● **Exercise brief**: Reproduce the listing below in full and without alteration, apart from its pictures.
----------
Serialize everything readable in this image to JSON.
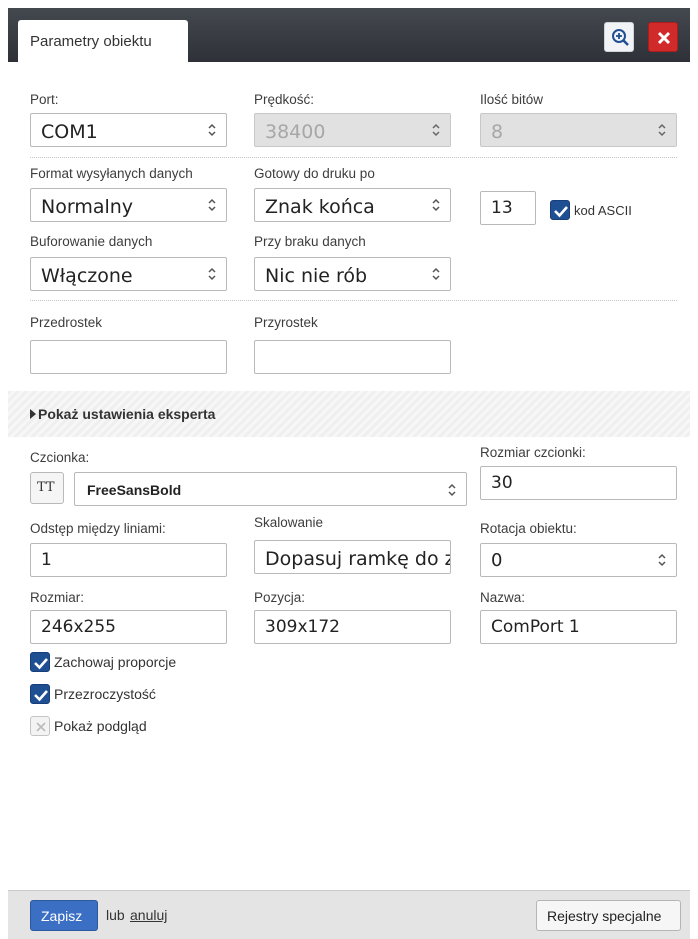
{
  "header": {
    "tab_label": "Parametry obiektu",
    "zoom_icon": "zoom-in-icon",
    "close_icon": "close-icon",
    "close_color": "#d12a2a"
  },
  "serial": {
    "port_label": "Port:",
    "port_value": "COM1",
    "speed_label": "Prędkość:",
    "speed_value": "38400",
    "bits_label": "Ilość bitów",
    "bits_value": "8",
    "format_label": "Format wysyłanych danych",
    "format_value": "Normalny",
    "ready_label": "Gotowy do druku po",
    "ready_value": "Znak końca",
    "end_char_value": "13",
    "ascii_label": "kod ASCII",
    "ascii_checked": true,
    "buffer_label": "Buforowanie danych",
    "buffer_value": "Włączone",
    "nodata_label": "Przy braku danych",
    "nodata_value": "Nic nie rób",
    "prefix_label": "Przedrostek",
    "prefix_value": "",
    "suffix_label": "Przyrostek",
    "suffix_value": ""
  },
  "expert": {
    "label": "Pokaż ustawienia eksperta"
  },
  "appearance": {
    "font_label": "Czcionka:",
    "font_style_button": "TT",
    "font_value": "FreeSansBold",
    "font_size_label": "Rozmiar czcionki:",
    "font_size_value": "30",
    "line_spacing_label": "Odstęp między liniami:",
    "line_spacing_value": "1",
    "scaling_label": "Skalowanie",
    "scaling_value": "Dopasuj ramkę do z",
    "rotation_label": "Rotacja obiektu:",
    "rotation_value": "0",
    "size_label": "Rozmiar:",
    "size_value": "246x255",
    "position_label": "Pozycja:",
    "position_value": "309x172",
    "name_label": "Nazwa:",
    "name_value": "ComPort 1",
    "keep_ratio_label": "Zachowaj proporcje",
    "keep_ratio_checked": true,
    "transparency_label": "Przezroczystość",
    "transparency_checked": true,
    "preview_label": "Pokaż podgląd",
    "preview_checked": false
  },
  "footer": {
    "save_label": "Zapisz",
    "or_text": "lub",
    "cancel_label": "anuluj",
    "special_label": "Rejestry specjalne"
  },
  "colors": {
    "accent": "#3b6fc4",
    "checkbox": "#1f4f93",
    "header": "#383b41"
  }
}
----------
● **The solution**:
Serialize everything readable in this image to JSON.
{
  "header": {
    "tab_label": "Parametry obiektu",
    "zoom_icon": "zoom-in-icon",
    "close_icon": "close-icon",
    "close_color": "#d12a2a"
  },
  "serial": {
    "port_label": "Port:",
    "port_value": "COM1",
    "speed_label": "Prędkość:",
    "speed_value": "38400",
    "bits_label": "Ilość bitów",
    "bits_value": "8",
    "format_label": "Format wysyłanych danych",
    "format_value": "Normalny",
    "ready_label": "Gotowy do druku po",
    "ready_value": "Znak końca",
    "end_char_value": "13",
    "ascii_label": "kod ASCII",
    "ascii_checked": true,
    "buffer_label": "Buforowanie danych",
    "buffer_value": "Włączone",
    "nodata_label": "Przy braku danych",
    "nodata_value": "Nic nie rób",
    "prefix_label": "Przedrostek",
    "prefix_value": "",
    "suffix_label": "Przyrostek",
    "suffix_value": ""
  },
  "expert": {
    "label": "Pokaż ustawienia eksperta"
  },
  "appearance": {
    "font_label": "Czcionka:",
    "font_style_button": "TT",
    "font_value": "FreeSansBold",
    "font_size_label": "Rozmiar czcionki:",
    "font_size_value": "30",
    "line_spacing_label": "Odstęp między liniami:",
    "line_spacing_value": "1",
    "scaling_label": "Skalowanie",
    "scaling_value": "Dopasuj ramkę do z",
    "rotation_label": "Rotacja obiektu:",
    "rotation_value": "0",
    "size_label": "Rozmiar:",
    "size_value": "246x255",
    "position_label": "Pozycja:",
    "position_value": "309x172",
    "name_label": "Nazwa:",
    "name_value": "ComPort 1",
    "keep_ratio_label": "Zachowaj proporcje",
    "keep_ratio_checked": true,
    "transparency_label": "Przezroczystość",
    "transparency_checked": true,
    "preview_label": "Pokaż podgląd",
    "preview_checked": false
  },
  "footer": {
    "save_label": "Zapisz",
    "or_text": "lub",
    "cancel_label": "anuluj",
    "special_label": "Rejestry specjalne"
  },
  "colors": {
    "accent": "#3b6fc4",
    "checkbox": "#1f4f93",
    "header": "#383b41"
  }
}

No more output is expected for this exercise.